→ Stated problem: Extract every entry word for word. Skip the pictures.

Saved entries
########
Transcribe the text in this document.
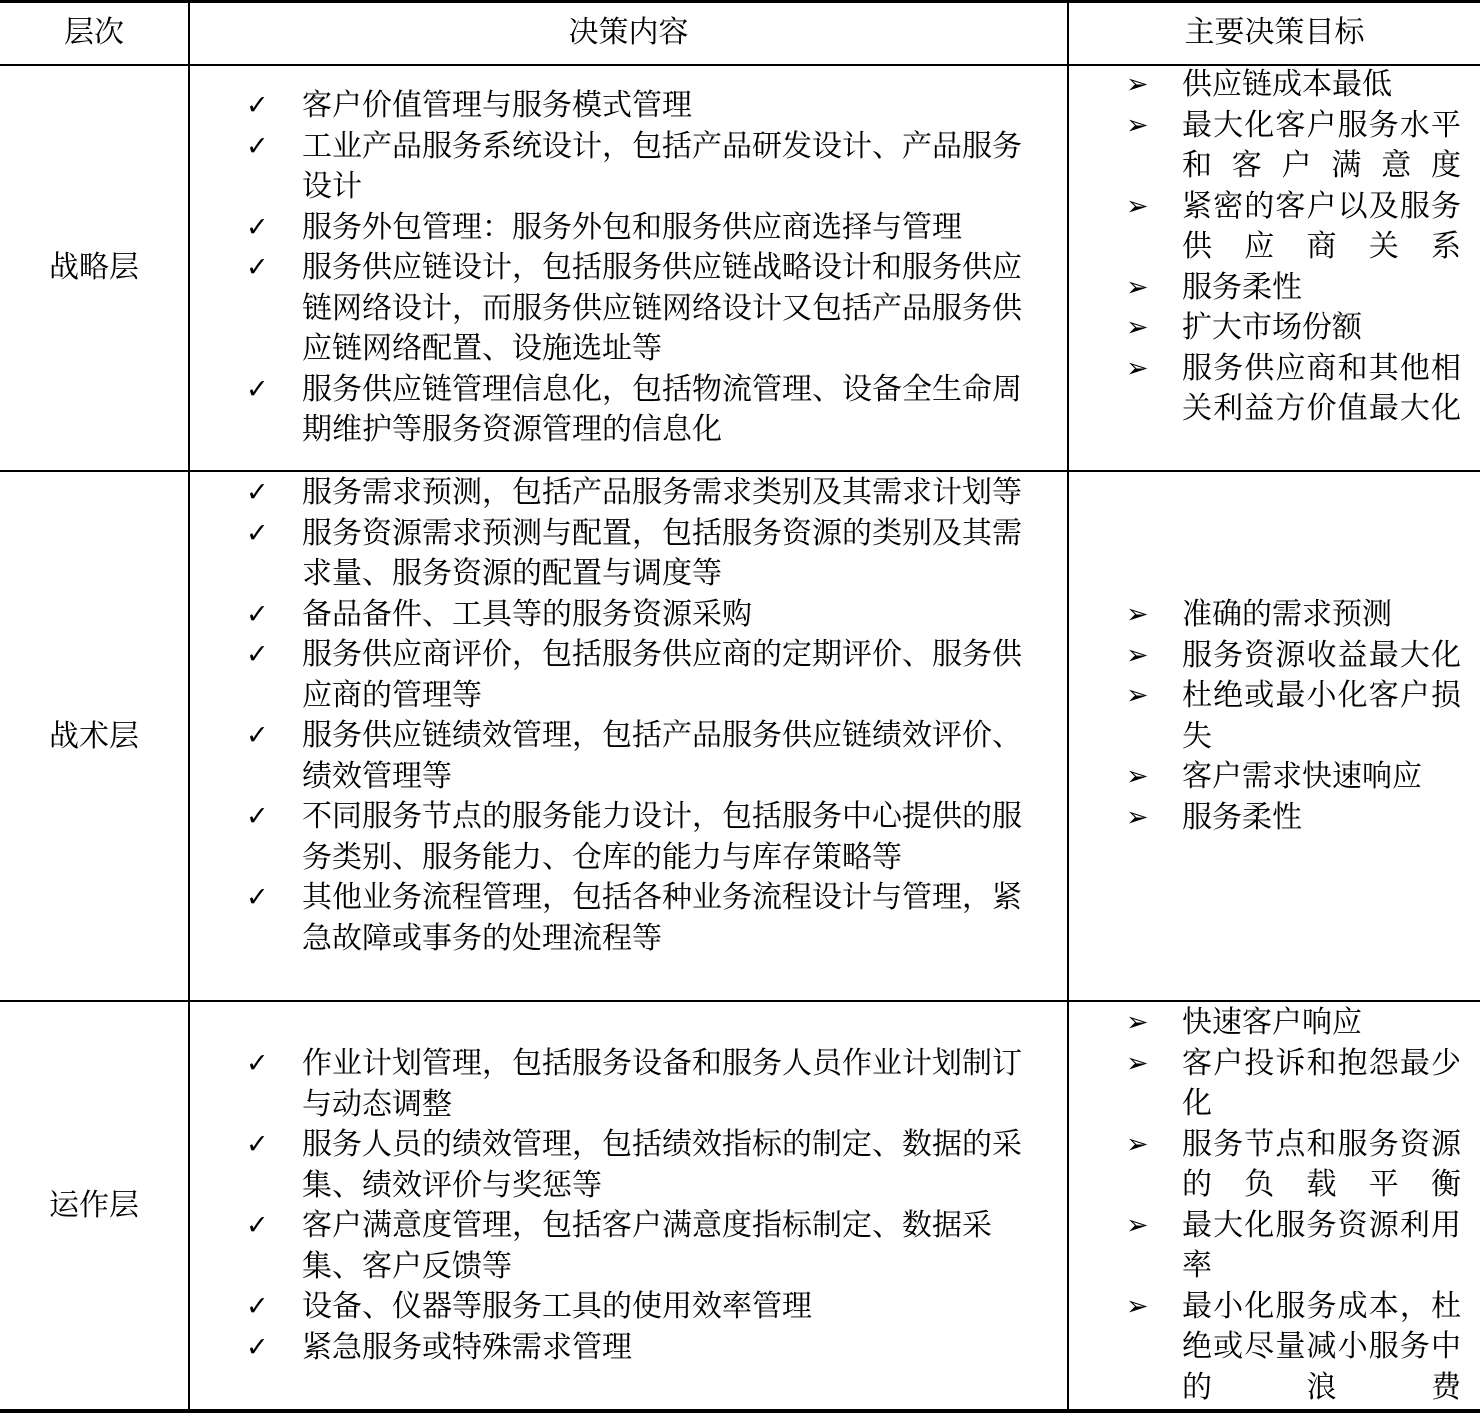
层次	决策内容	主要决策目标
战略层
战术层
运作层
✓ 客户价值管理与服务模式管理
✓ 工业产品服务系统设计，包括产品研发设计、产品服务设计
✓ 服务外包管理：服务外包和服务供应商选择与管理
✓ 服务供应链设计，包括服务供应链战略设计和服务供应链网络设计，而服务供应链网络设计又包括产品服务供应链网络配置、设施选址等
✓ 服务供应链管理信息化，包括物流管理、设备全生命周期维护等服务资源管理的信息化
➢ 供应链成本最低
➢ 最大化客户服务水平和客户满意度
➢ 紧密的客户以及服务供应商关系
➢ 服务柔性
➢ 扩大市场份额
➢ 服务供应商和其他相关利益方价值最大化
✓ 服务需求预测，包括产品服务需求类别及其需求计划等
✓ 服务资源需求预测与配置，包括服务资源的类别及其需求量、服务资源的配置与调度等
✓ 备品备件、工具等的服务资源采购
✓ 服务供应商评价，包括服务供应商的定期评价、服务供应商的管理等
✓ 服务供应链绩效管理，包括产品服务供应链绩效评价、绩效管理等
✓ 不同服务节点的服务能力设计，包括服务中心提供的服务类别、服务能力、仓库的能力与库存策略等
✓ 其他业务流程管理，包括各种业务流程设计与管理，紧急故障或事务的处理流程等
➢ 准确的需求预测
➢ 服务资源收益最大化
➢ 杜绝或最小化客户损失
➢ 客户需求快速响应
➢ 服务柔性
✓ 作业计划管理，包括服务设备和服务人员作业计划制订与动态调整
✓ 服务人员的绩效管理，包括绩效指标的制定、数据的采集、绩效评价与奖惩等
✓ 客户满意度管理，包括客户满意度指标制定、数据采集、客户反馈等
✓ 设备、仪器等服务工具的使用效率管理
✓ 紧急服务或特殊需求管理
➢ 快速客户响应
➢ 客户投诉和抱怨最少化
➢ 服务节点和服务资源的负载平衡
➢ 最大化服务资源利用率
➢ 最小化服务成本，杜绝或尽量减小服务中的浪费
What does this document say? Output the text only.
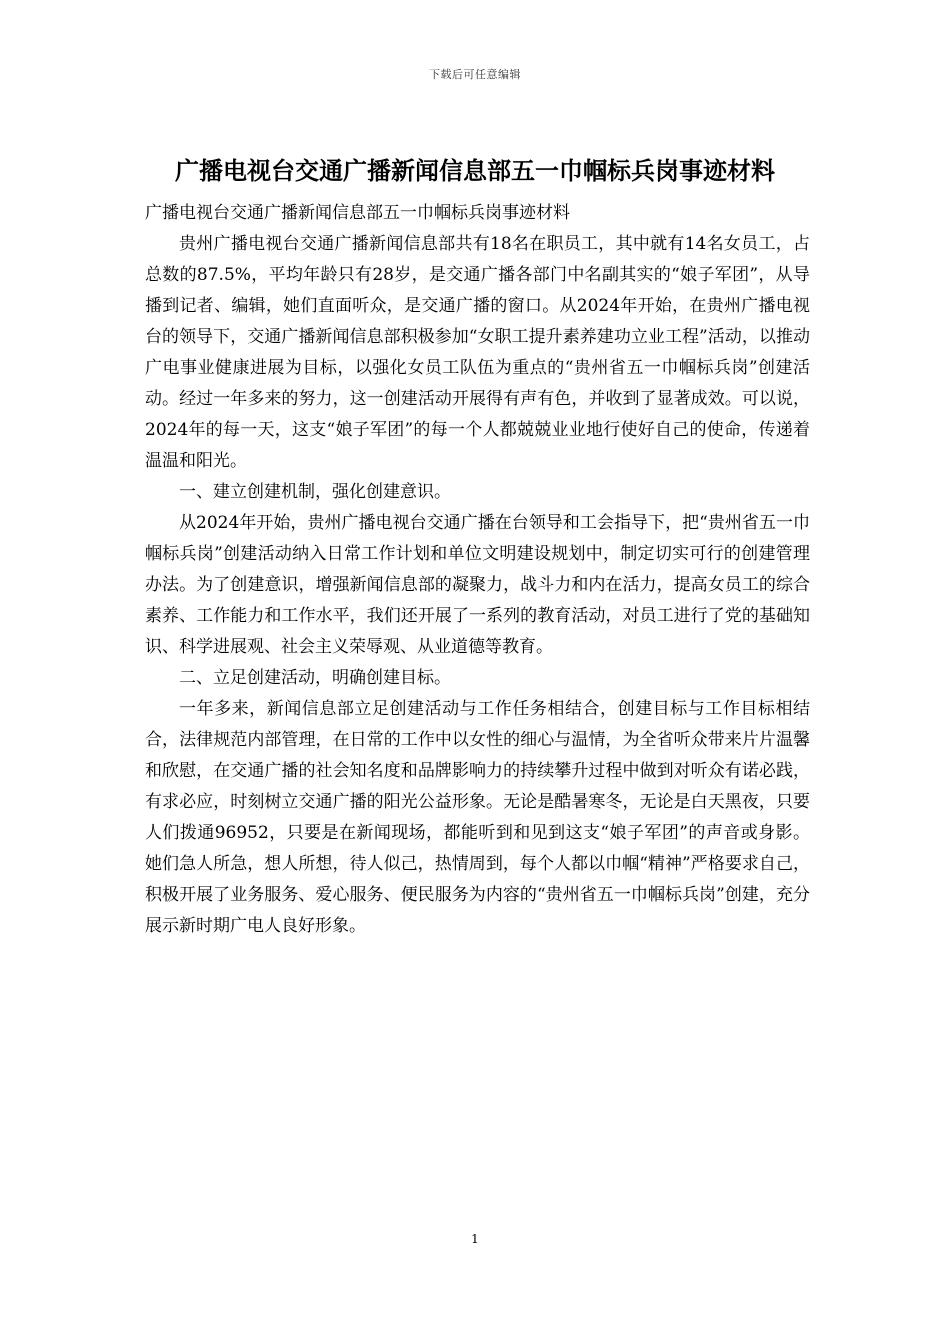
下载后可任意编辑
广播电视台交通广播新闻信息部五一巾帼标兵岗事迹材料

广播电视台交通广播新闻信息部五一巾帼标兵岗事迹材料

贵州广播电视台交通广播新闻信息部共有18名在职员工，其中就有14名女员工，占总数的87.5%，平均年龄只有28岁，是交通广播各部门中名副其实的“娘子军团”，从导播到记者、编辑，她们直面听众，是交通广播的窗口。从2024年开始，在贵州广播电视台的领导下，交通广播新闻信息部积极参加“女职工提升素养建功立业工程”活动，以推动广电事业健康进展为目标，以强化女员工队伍为重点的“贵州省五一巾帼标兵岗”创建活动。经过一年多来的努力，这一创建活动开展得有声有色，并收到了显著成效。可以说，2024年的每一天，这支“娘子军团”的每一个人都兢兢业业地行使好自己的使命，传递着温温和阳光。

一、建立创建机制，强化创建意识。

从2024年开始，贵州广播电视台交通广播在台领导和工会指导下，把“贵州省五一巾帼标兵岗”创建活动纳入日常工作计划和单位文明建设规划中，制定切实可行的创建管理办法。为了创建意识，增强新闻信息部的凝聚力，战斗力和内在活力，提高女员工的综合素养、工作能力和工作水平，我们还开展了一系列的教育活动，对员工进行了党的基础知识、科学进展观、社会主义荣辱观、从业道德等教育。

二、立足创建活动，明确创建目标。

一年多来，新闻信息部立足创建活动与工作任务相结合，创建目标与工作目标相结合，法律规范内部管理，在日常的工作中以女性的细心与温情，为全省听众带来片片温馨和欣慰，在交通广播的社会知名度和品牌影响力的持续攀升过程中做到对听众有诺必践，有求必应，时刻树立交通广播的阳光公益形象。无论是酷暑寒冬，无论是白天黑夜，只要人们拨通96952，只要是在新闻现场，都能听到和见到这支“娘子军团”的声音或身影。她们急人所急，想人所想，待人似己，热情周到，每个人都以巾帼“精神”严格要求自己，积极开展了业务服务、爱心服务、便民服务为内容的“贵州省五一巾帼标兵岗”创建，充分展示新时期广电人良好形象。

1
########
→ Solution for this task:
Transcribe the text in this document.
层次	决策内容	主要决策目标
战略层
战术层
运作层
✓ 客户价值管理与服务模式管理
✓ 工业产品服务系统设计，包括产品研发设计、产品服务设计
✓ 服务外包管理：服务外包和服务供应商选择与管理
✓ 服务供应链设计，包括服务供应链战略设计和服务供应链网络设计，而服务供应链网络设计又包括产品服务供应链网络配置、设施选址等
✓ 服务供应链管理信息化，包括物流管理、设备全生命周期维护等服务资源管理的信息化
➢ 供应链成本最低
➢ 最大化客户服务水平和客户满意度
➢ 紧密的客户以及服务供应商关系
➢ 服务柔性
➢ 扩大市场份额
➢ 服务供应商和其他相关利益方价值最大化
✓ 服务需求预测，包括产品服务需求类别及其需求计划等
✓ 服务资源需求预测与配置，包括服务资源的类别及其需求量、服务资源的配置与调度等
✓ 备品备件、工具等的服务资源采购
✓ 服务供应商评价，包括服务供应商的定期评价、服务供应商的管理等
✓ 服务供应链绩效管理，包括产品服务供应链绩效评价、绩效管理等
✓ 不同服务节点的服务能力设计，包括服务中心提供的服务类别、服务能力、仓库的能力与库存策略等
✓ 其他业务流程管理，包括各种业务流程设计与管理，紧急故障或事务的处理流程等
➢ 准确的需求预测
➢ 服务资源收益最大化
➢ 杜绝或最小化客户损失
➢ 客户需求快速响应
➢ 服务柔性
✓ 作业计划管理，包括服务设备和服务人员作业计划制订与动态调整
✓ 服务人员的绩效管理，包括绩效指标的制定、数据的采集、绩效评价与奖惩等
✓ 客户满意度管理，包括客户满意度指标制定、数据采集、客户反馈等
✓ 设备、仪器等服务工具的使用效率管理
✓ 紧急服务或特殊需求管理
➢ 快速客户响应
➢ 客户投诉和抱怨最少化
➢ 服务节点和服务资源的负载平衡
➢ 最大化服务资源利用率
➢ 最小化服务成本，杜绝或尽量减小服务中的浪费
What does this document say? Output the text only.
下载后可任意编辑
广播电视台交通广播新闻信息部五一巾帼标兵岗事迹材料

广播电视台交通广播新闻信息部五一巾帼标兵岗事迹材料

贵州广播电视台交通广播新闻信息部共有18名在职员工，其中就有14名女员工，占总数的87.5%，平均年龄只有28岁，是交通广播各部门中名副其实的“娘子军团”，从导播到记者、编辑，她们直面听众，是交通广播的窗口。从2024年开始，在贵州广播电视台的领导下，交通广播新闻信息部积极参加“女职工提升素养建功立业工程”活动，以推动广电事业健康进展为目标，以强化女员工队伍为重点的“贵州省五一巾帼标兵岗”创建活动。经过一年多来的努力，这一创建活动开展得有声有色，并收到了显著成效。可以说，2024年的每一天，这支“娘子军团”的每一个人都兢兢业业地行使好自己的使命，传递着温温和阳光。

一、建立创建机制，强化创建意识。

从2024年开始，贵州广播电视台交通广播在台领导和工会指导下，把“贵州省五一巾帼标兵岗”创建活动纳入日常工作计划和单位文明建设规划中，制定切实可行的创建管理办法。为了创建意识，增强新闻信息部的凝聚力，战斗力和内在活力，提高女员工的综合素养、工作能力和工作水平，我们还开展了一系列的教育活动，对员工进行了党的基础知识、科学进展观、社会主义荣辱观、从业道德等教育。

二、立足创建活动，明确创建目标。

一年多来，新闻信息部立足创建活动与工作任务相结合，创建目标与工作目标相结合，法律规范内部管理，在日常的工作中以女性的细心与温情，为全省听众带来片片温馨和欣慰，在交通广播的社会知名度和品牌影响力的持续攀升过程中做到对听众有诺必践，有求必应，时刻树立交通广播的阳光公益形象。无论是酷暑寒冬，无论是白天黑夜，只要人们拨通96952，只要是在新闻现场，都能听到和见到这支“娘子军团”的声音或身影。她们急人所急，想人所想，待人似己，热情周到，每个人都以巾帼“精神”严格要求自己，积极开展了业务服务、爱心服务、便民服务为内容的“贵州省五一巾帼标兵岗”创建，充分展示新时期广电人良好形象。

1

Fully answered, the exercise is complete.